**GIVEN INSTRUCTION A:** Copy out the records word for word, starting with the line that contains "svg-text:i1: i1 bbox=[19, 1, 24, 12]" and going on through the line that contains "svg-text:is: is bbox=[101, 22, 106, 34]", and write out nothing else.

**SOURCE PASSAGE:**
§

Cansei de Ser Sexy is the first full-length album by Brazilian indie rock band CSS. It was released on October 9, 2005 by Trama in Brazil, where it reportedly sold 5,000 copies and failed to chart. It was released in the United States on July 11, 2006 on the Sub Pop label, and in the United Kingdom on January 22, 2007 by Sire Records. A limited edition version of the album included a CD-R. The purpose of this was that the buyer could burn a copy of the album onto the CD-R to give to someone else as a gift, paying homage to the effects of digital technology upon the dissemination and popularization of music.

The song "Alala" and video for "Let's Make Love and Listen to Death from Above" were included preloaded on the Zune multimedia player, released in November 2006. The songs "Alala" and "Off the Hook" are featured in the Xbox 360 video games Forza Motorsport 2 and FIFA 08. The song "Music Is My Hot Hot Sex" was featured in a Zune advertisement in 2006 and an iPod Touch advertisement in 2007. The song "Alala" was featured in an episode of the MTV show The Hard Times of RJ Berger.

Reception

The album received mainly positive reviews—it was featured on Uncuts list of the 50 best records of 2006 at number eighteen, NMEs list of the 50 best records of 2006 at number five and Qs list of the 100 best records of 2006 at number eighty-nine. The album won the 2007 PLUG Independent Music Award for Best Punk Album.

Track listing

International version
The international version excluded five tracks from the Brazilian version (two of which appeared as bonus tracks on the US iTunes edition of the album), while including two tracks from the Brazilian-released EP CSS Suxxx.

Personnel
Credits for the international version of Cansei de Ser Sexy.

§

**INPUT MATERIAL:**
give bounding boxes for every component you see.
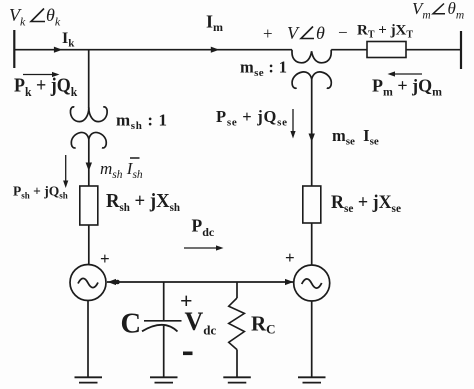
wire Rse to source E2 xyxy=(311,223,313,265)
arrow Pm (thin, left) xyxy=(391,73,422,75)
arrowhead Im xyxy=(211,47,220,53)
resistor RT box xyxy=(367,42,406,58)
svg-text:Rse + jXse: Rse + jXse xyxy=(331,192,402,215)
svg-text:msh : 1: msh : 1 xyxy=(116,111,167,133)
wire series branch down xyxy=(311,79,313,186)
transformer T2 shunt secondary winding xyxy=(71,132,89,147)
arrow Pse (thin, down) xyxy=(292,109,294,133)
ground under E1 xyxy=(75,377,103,382)
bus k xyxy=(13,30,15,68)
arrowhead series current xyxy=(309,134,315,143)
wire below E2 xyxy=(311,301,313,377)
arrowhead Pm left xyxy=(388,71,396,76)
transformer T1 series primary winding xyxy=(292,50,331,63)
label Vm angle thetam xyxy=(412,0,464,21)
arrow Pk (thin) xyxy=(23,74,54,76)
wire transformer to RT box xyxy=(331,49,367,51)
wire Rsh to source E1 xyxy=(88,225,90,265)
resistor RC top wire xyxy=(236,282,238,298)
label msh Ish italic with bar xyxy=(100,158,143,181)
svg-text:−: − xyxy=(338,23,348,42)
svg-text:Pm + jQm: Pm + jQm xyxy=(372,76,442,99)
ac source E2 sine xyxy=(302,279,322,288)
arrow Psh (thin, down) xyxy=(65,155,67,182)
ac source E1 sine xyxy=(78,278,98,287)
label + V angle theta - xyxy=(263,23,348,43)
label minus cap xyxy=(183,352,193,356)
capacitor C curved plate xyxy=(142,325,178,332)
bus m xyxy=(460,31,462,69)
svg-text:θ: θ xyxy=(316,23,325,43)
svg-text:+: + xyxy=(285,248,295,267)
label Pk + jQk xyxy=(14,75,77,99)
svg-text:+: + xyxy=(263,24,273,43)
wire shunt secondary down xyxy=(88,139,90,186)
arrowhead dc left + dot xyxy=(108,279,117,285)
resistor RC bottom wire xyxy=(236,350,238,377)
ground under C xyxy=(150,377,178,382)
arrowhead Pdc xyxy=(216,245,224,250)
ac source E2 circle xyxy=(294,265,330,301)
wire k to series transformer xyxy=(14,49,292,51)
svg-text:+: + xyxy=(100,249,110,268)
wire RT box to bus m xyxy=(406,49,461,51)
ground under RC xyxy=(223,377,251,382)
capacitor C bottom wire xyxy=(163,326,165,377)
label Vk angle thetak xyxy=(9,5,61,29)
arrow Pdc (thin, right) xyxy=(184,247,218,249)
transformer T1 series secondary winding xyxy=(292,72,312,88)
svg-text:Rsh + jXsh: Rsh + jXsh xyxy=(106,190,180,214)
resistor Rse box xyxy=(303,186,321,223)
resistor Rsh box xyxy=(80,186,98,225)
resistor RC zigzag xyxy=(229,298,245,350)
arrowhead Pk xyxy=(52,72,60,77)
wire below E1 xyxy=(87,301,89,378)
ac source E1 circle xyxy=(70,265,106,301)
svg-text:mse : 1: mse : 1 xyxy=(240,58,287,80)
capacitor C top plate xyxy=(144,320,182,322)
shunt branch wire from node xyxy=(88,50,90,108)
arrowhead Pse down xyxy=(290,131,295,139)
dc link wire xyxy=(107,281,293,283)
arrowhead shunt current xyxy=(86,163,92,172)
transformer T2 shunt primary winding xyxy=(70,107,88,122)
arrowhead Psh down xyxy=(63,181,68,189)
svg-text:RT + jXT: RT + jXT xyxy=(357,23,413,41)
arrowhead dc right xyxy=(285,279,294,285)
svg-text:C: C xyxy=(121,309,142,340)
capacitor C top wire xyxy=(163,282,165,321)
arrowhead Ik xyxy=(54,47,63,53)
ground under E2 xyxy=(298,377,326,382)
svg-text:Pk + jQk: Pk + jQk xyxy=(14,75,77,99)
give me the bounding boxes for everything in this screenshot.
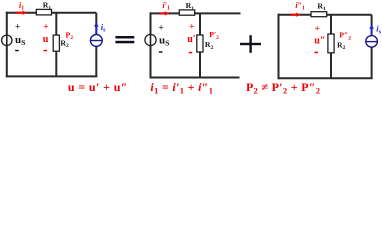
svg-text:i1: i1 bbox=[19, 1, 24, 12]
svg-text:i′1: i′1 bbox=[163, 1, 170, 12]
svg-text:u = u′ + u″: u = u′ + u″ bbox=[68, 80, 128, 94]
svg-text:P2: P2 bbox=[66, 30, 74, 41]
svg-text:+: + bbox=[189, 23, 194, 33]
svg-text:u: u bbox=[43, 34, 49, 45]
svg-text:+: + bbox=[315, 25, 320, 35]
svg-text:R2: R2 bbox=[205, 40, 214, 51]
svg-text:is: is bbox=[101, 22, 106, 34]
svg-text:uS: uS bbox=[15, 34, 25, 47]
svg-text:+: + bbox=[15, 23, 20, 33]
svg-text:uS: uS bbox=[159, 35, 169, 48]
svg-text:i″1: i″1 bbox=[295, 1, 305, 12]
svg-text:P′2: P′2 bbox=[209, 30, 219, 41]
svg-text:+: + bbox=[158, 24, 163, 34]
svg-text:is: is bbox=[376, 24, 381, 36]
svg-text:P2 ≠ P′2 + P″2: P2 ≠ P′2 + P″2 bbox=[246, 80, 320, 96]
svg-text:R2: R2 bbox=[60, 38, 69, 49]
svg-text:R1: R1 bbox=[317, 1, 326, 12]
svg-text:i1 = i′1 + i″1: i1 = i′1 + i″1 bbox=[150, 80, 213, 96]
svg-text:u′: u′ bbox=[187, 34, 196, 45]
svg-text:u″: u″ bbox=[314, 36, 325, 47]
svg-text:R2: R2 bbox=[337, 40, 346, 51]
svg-text:+: + bbox=[43, 22, 48, 32]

§

**GIVEN INSTRUCTION B:** Extend the text about the album Cansei de Ser Sexy, picking up after its last sentence.

**WRITTEN ANSWER A:**
svg-text:i1: i1 bbox=[19, 1, 24, 12]
svg-text:i′1: i′1 bbox=[163, 1, 170, 12]
svg-text:u = u′ + u″: u = u′ + u″ bbox=[68, 80, 128, 94]
svg-text:P2: P2 bbox=[66, 30, 74, 41]
svg-text:+: + bbox=[189, 23, 194, 33]
svg-text:u: u bbox=[43, 34, 49, 45]
svg-text:+: + bbox=[315, 25, 320, 35]
svg-text:R2: R2 bbox=[205, 40, 214, 51]
svg-text:is: is bbox=[101, 22, 106, 34]

**WRITTEN ANSWER B:**
CSS
 Adriano Cintra – drums (1–4, 6–9, 11); guitar (2, 5, 6, 10, 11); lead vocals (2, 9); keyboards (3); bass (4, 11); backing vocals (5); harmonica (9); mixing, producer (all tracks)
 Lovefoxxx – lead vocals (all tracks); backing vocals (4, 6); artwork, photography
 Carolina Parra – guitar (1–4, 6–9, 11); drums (5, 10), keyboards (3); mixing (all tracks)
 Ana Rezende – guitar (2–5, 7–9, 11)
 Clara Ribeiro – backing vocals (1, 3, 5, 7, 8, 10, 11)
 Luiza Sá – guitar (1, 3, 6–8, 10)
 Iracema Trevisan – bass (1–3, 5–10)
 Maria Helena Zerba – keyboards (1, 5)

Additional personnel
 João Marcello Bôscoli – executive producer
 Emanuela Carvalho – image direction
 Ricardo Garcia – mastering
 Tony Kiewel – A&R (international)
 Clayton Martin – drum engineer
 Carlos Eduardo Miranda – A&R (Brazil)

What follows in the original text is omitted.